* _Selected text_
The minds behind EquityNet, through a series of phases, claims it will be able to bridge the gap between investors and entrepreneurs, expanding the horizon for potential deals from coast-to-coast and beyond.
“Before, the meeting would either happen by chance or the investor’s accountant or lawyer calls with someone they know,” Hollas said. “Any entrepreneur looking for capital or any investor looking for an enterprise investment can come to EquityNet and use our patent-pending system to find each other very efficiently.”
There are five external investors in EquityNet: two from Fayetteville, one from Rogers, one from Little Rock and another from Austin, Texas. So far, about $800,000 has been invested in the company, which apparently would score high on its own tools.
“The potential reward is very, very high,” said Goforth, who along with Hollas has invested plenty of his own time and money in the company.
Because it will be offered free for the first two months, EquityNet and its investors don’t seem in a hurry to see a return, which usually results in staying power of a company.
Rust believes it will be successful because it will be beneficial to both venture capitalist and entrepreneurs while changing the way people do business or search for deals.

* _Activity list_
1: Reproduce the passage on EquityNet between "There are five" and "search for deals.", inclusive.
2: Take the EquityNet article further, picking up right after its last sentence.
The items after this point have nothing to do with what you are asked to do.

Structured page parsing data
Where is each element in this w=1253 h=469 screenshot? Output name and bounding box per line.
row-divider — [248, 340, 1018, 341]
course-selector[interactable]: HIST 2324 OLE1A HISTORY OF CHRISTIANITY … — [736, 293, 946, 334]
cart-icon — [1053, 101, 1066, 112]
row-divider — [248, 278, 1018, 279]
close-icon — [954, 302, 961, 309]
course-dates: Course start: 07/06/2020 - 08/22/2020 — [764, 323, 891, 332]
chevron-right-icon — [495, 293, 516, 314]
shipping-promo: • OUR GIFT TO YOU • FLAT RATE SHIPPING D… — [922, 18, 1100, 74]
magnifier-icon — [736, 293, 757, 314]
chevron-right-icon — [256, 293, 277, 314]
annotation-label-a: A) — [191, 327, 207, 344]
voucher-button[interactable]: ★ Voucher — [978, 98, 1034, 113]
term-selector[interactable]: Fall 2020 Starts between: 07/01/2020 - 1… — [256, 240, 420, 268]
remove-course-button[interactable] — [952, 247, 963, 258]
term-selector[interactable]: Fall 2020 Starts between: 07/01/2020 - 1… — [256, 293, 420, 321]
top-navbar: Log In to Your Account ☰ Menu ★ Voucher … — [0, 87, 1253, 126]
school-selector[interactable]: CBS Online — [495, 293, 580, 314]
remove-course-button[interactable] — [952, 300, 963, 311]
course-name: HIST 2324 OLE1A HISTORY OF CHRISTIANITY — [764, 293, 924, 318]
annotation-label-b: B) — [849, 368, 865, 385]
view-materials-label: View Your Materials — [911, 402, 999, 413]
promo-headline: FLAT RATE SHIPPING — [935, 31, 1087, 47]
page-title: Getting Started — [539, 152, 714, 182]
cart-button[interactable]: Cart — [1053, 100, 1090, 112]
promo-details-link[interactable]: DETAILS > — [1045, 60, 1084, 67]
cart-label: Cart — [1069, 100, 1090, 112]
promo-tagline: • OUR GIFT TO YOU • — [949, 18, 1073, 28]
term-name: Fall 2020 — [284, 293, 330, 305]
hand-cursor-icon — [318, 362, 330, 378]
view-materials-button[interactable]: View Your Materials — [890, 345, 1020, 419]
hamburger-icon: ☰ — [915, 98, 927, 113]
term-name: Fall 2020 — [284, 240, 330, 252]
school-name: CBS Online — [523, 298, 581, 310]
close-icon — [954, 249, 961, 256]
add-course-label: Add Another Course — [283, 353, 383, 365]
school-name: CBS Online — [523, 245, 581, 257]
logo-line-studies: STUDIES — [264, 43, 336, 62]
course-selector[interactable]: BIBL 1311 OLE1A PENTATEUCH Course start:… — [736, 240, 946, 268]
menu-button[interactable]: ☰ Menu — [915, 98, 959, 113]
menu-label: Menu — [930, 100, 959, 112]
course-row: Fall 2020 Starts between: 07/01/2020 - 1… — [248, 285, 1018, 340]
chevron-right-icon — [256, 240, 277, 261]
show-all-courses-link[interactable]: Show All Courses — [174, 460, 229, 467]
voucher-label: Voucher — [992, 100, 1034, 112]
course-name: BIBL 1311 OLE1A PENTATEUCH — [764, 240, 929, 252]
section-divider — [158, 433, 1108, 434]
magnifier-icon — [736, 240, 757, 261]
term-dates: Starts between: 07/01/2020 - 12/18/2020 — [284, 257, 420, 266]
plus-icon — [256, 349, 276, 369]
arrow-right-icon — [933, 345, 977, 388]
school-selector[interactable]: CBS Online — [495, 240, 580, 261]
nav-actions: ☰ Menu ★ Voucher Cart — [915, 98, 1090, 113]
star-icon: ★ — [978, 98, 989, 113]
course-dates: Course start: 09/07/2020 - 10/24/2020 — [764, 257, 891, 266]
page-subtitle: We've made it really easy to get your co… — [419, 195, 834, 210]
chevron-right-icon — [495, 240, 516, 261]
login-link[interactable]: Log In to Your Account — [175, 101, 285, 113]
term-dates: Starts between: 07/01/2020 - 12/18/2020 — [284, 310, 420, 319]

* _Outputs for the tasks_
1:
There are five external investors in EquityNet: two from Fayetteville, one from Rogers, one from Little Rock and another from Austin, Texas. So far, about $800,000 has been invested in the company, which apparently would score high on its own tools.
“The potential reward is very, very high,” said Goforth, who along with Hollas has invested plenty of his own time and money in the company.
Because it will be offered free for the first two months, EquityNet and its investors don’t seem in a hurry to see a return, which usually results in staying power of a company.
Rust believes it will be successful because it will be beneficial to both venture capitalist and entrepreneurs while changing the way people do business or search for deals.

2:
“Say you are interested in a new startup in medical devices,” Rust said. “There are maybe a thousand of those kinds of companies out there. If you use this, they will be able to identify 10 companies or more that are most likely to succeed based on the criteria that’s embedded in the software.”
Site Layout
Phase I includes EquityNet’s enterprise analyzer, which helps investors compare a company to hundreds of others before deciding whether it’s worth the risk.
The process that can take weeks, will take minutes.
An investor can listen to an entrepreneur’s idea from one of those chance encounters and then pass along his EquityNet investor access code, which will walk the entrepreneur through the process of entering information into the Web site with a series of detailed questions.
Once completed, the investor will receive an e-mail that their enterprise analysis is ready.
Results are available within minutes.
The reason this technology can provide accurate predictions about a company’s likelihood for success or failure is based on statistical correlations in characteristics with more than a half million real companies.
Hollas spent the past three-and-a-half years compiling 10 categories of statistical information (such as facts about management experience and education) from each company into what’s called a knowledge base, which works hand-in-hand with the enterprise analyzer.
“So we get a very detailed characterization of a company,” Hollas said. “Everything you would want to consider as far as risk and return, because that’s what every investment is all about.”
Phase II includes an “E-marketplace” that matches investors with entrepreneurs of similar interests, much like the online dating service Match.com pairs potential mates or how Lending Tree connects loan seekers with lenders.
EquityNet also will weed out companies with low probabilities for success, making a meeting more meaningful because it pits only serious investors with serious companies.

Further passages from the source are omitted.